[Dataset items]
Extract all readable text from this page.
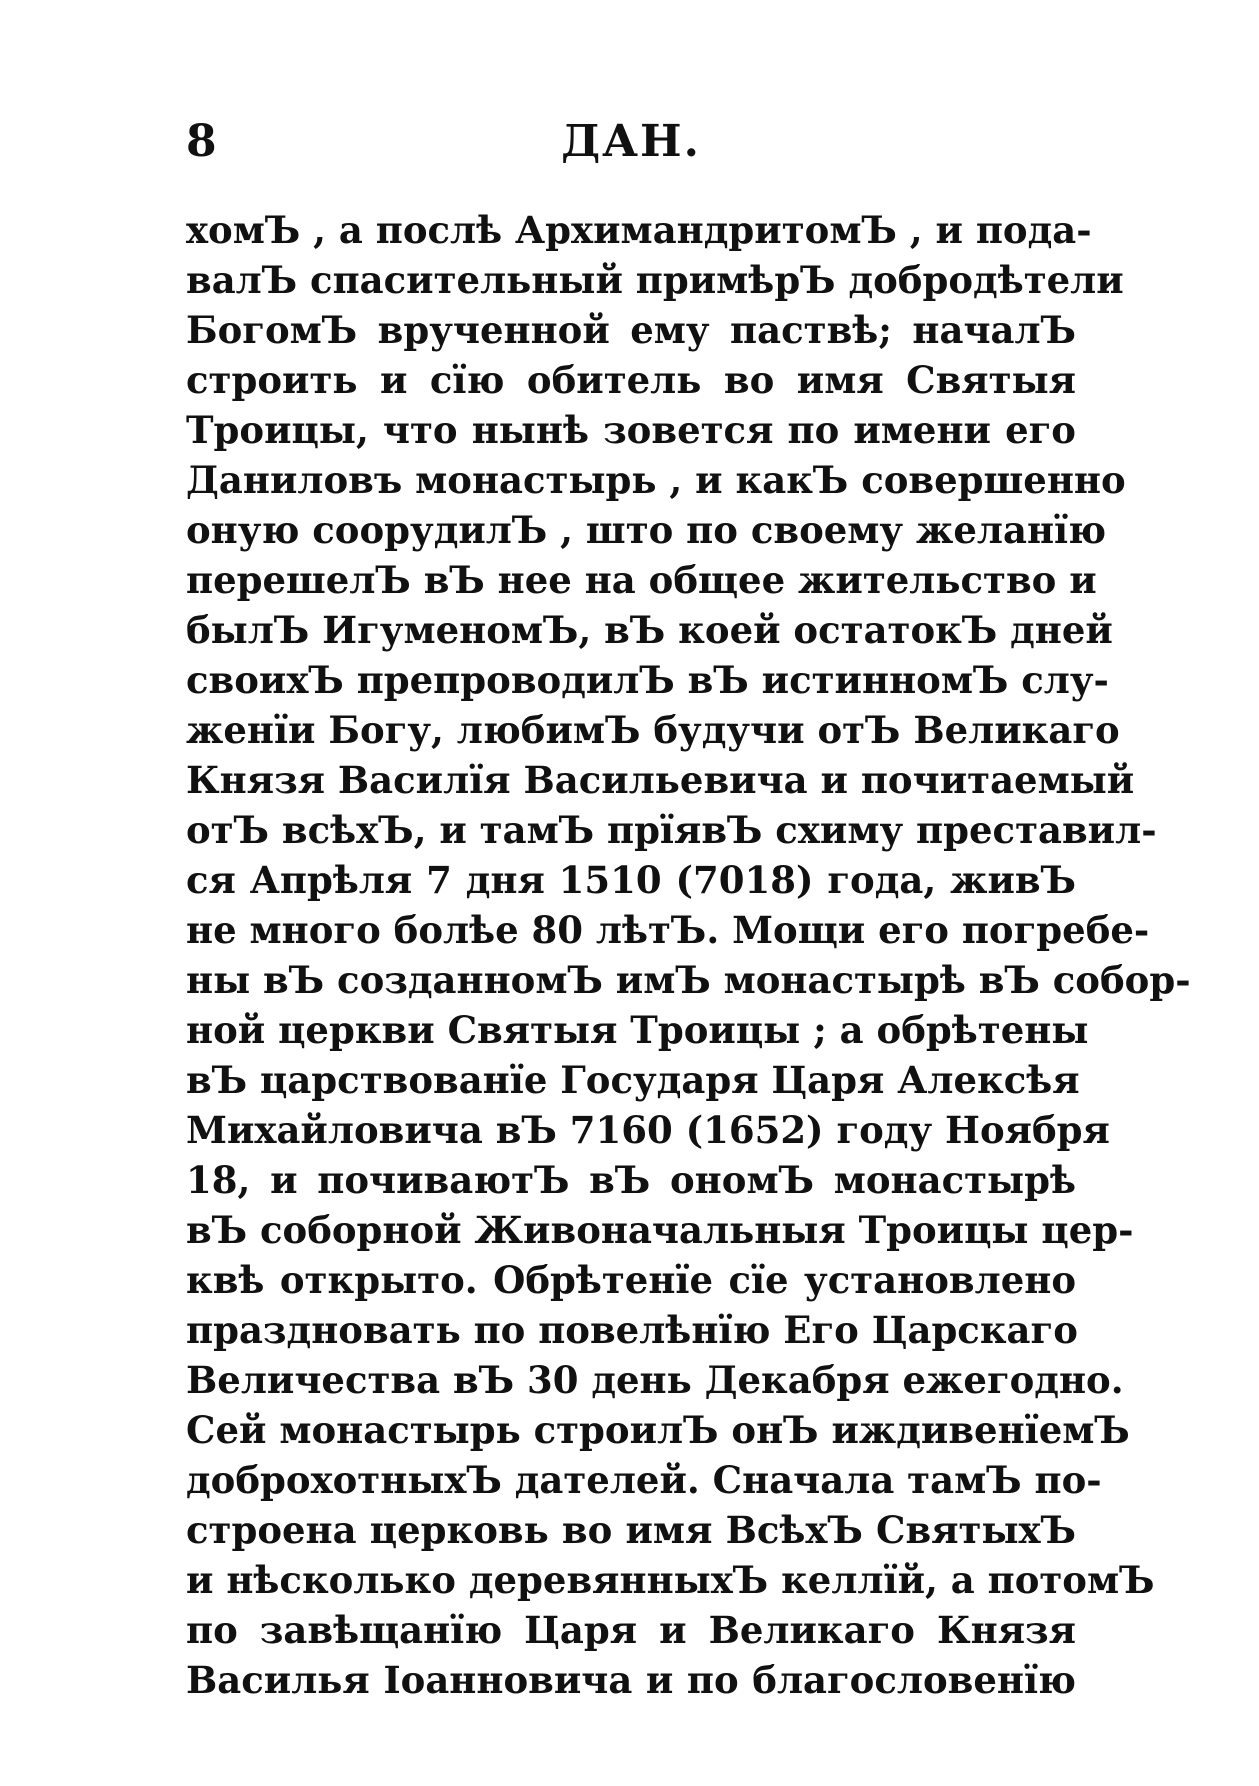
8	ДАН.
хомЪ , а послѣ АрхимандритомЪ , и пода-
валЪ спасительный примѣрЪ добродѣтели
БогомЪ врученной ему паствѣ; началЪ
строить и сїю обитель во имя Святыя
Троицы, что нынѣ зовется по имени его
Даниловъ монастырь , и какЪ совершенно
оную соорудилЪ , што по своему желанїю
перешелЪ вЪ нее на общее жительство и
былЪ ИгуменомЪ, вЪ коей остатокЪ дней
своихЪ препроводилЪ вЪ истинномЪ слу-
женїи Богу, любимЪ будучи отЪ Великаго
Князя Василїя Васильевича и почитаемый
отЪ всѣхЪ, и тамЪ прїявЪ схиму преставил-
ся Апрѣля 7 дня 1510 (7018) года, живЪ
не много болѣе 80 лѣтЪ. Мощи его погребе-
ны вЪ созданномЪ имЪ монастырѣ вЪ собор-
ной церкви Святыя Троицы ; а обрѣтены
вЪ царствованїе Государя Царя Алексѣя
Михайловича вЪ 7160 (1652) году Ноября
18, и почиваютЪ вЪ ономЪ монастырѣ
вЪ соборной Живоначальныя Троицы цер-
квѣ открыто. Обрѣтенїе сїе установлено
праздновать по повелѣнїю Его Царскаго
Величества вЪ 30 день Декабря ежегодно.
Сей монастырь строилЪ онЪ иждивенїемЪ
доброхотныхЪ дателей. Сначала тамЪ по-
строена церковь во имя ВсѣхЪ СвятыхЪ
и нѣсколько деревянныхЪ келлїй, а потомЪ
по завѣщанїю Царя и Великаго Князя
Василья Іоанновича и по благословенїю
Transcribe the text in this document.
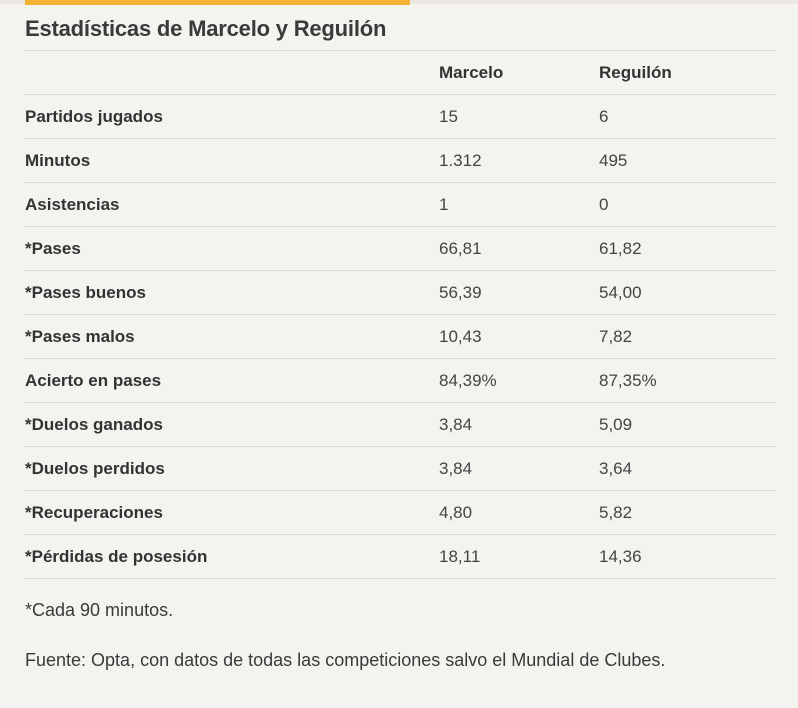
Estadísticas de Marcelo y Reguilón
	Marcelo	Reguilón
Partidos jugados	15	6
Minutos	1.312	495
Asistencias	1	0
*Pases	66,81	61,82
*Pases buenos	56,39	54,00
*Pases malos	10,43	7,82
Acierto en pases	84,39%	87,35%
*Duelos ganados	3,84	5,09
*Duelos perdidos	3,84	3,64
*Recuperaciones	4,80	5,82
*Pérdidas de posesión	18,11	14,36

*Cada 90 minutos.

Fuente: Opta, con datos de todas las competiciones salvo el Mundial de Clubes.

What you should do: Look for the word "монастырѣ" and return every line where it occurs.

Worked solution:
ны вЪ созданномЪ имЪ монастырѣ вЪ собор-
18, и почиваютЪ вЪ ономЪ монастырѣ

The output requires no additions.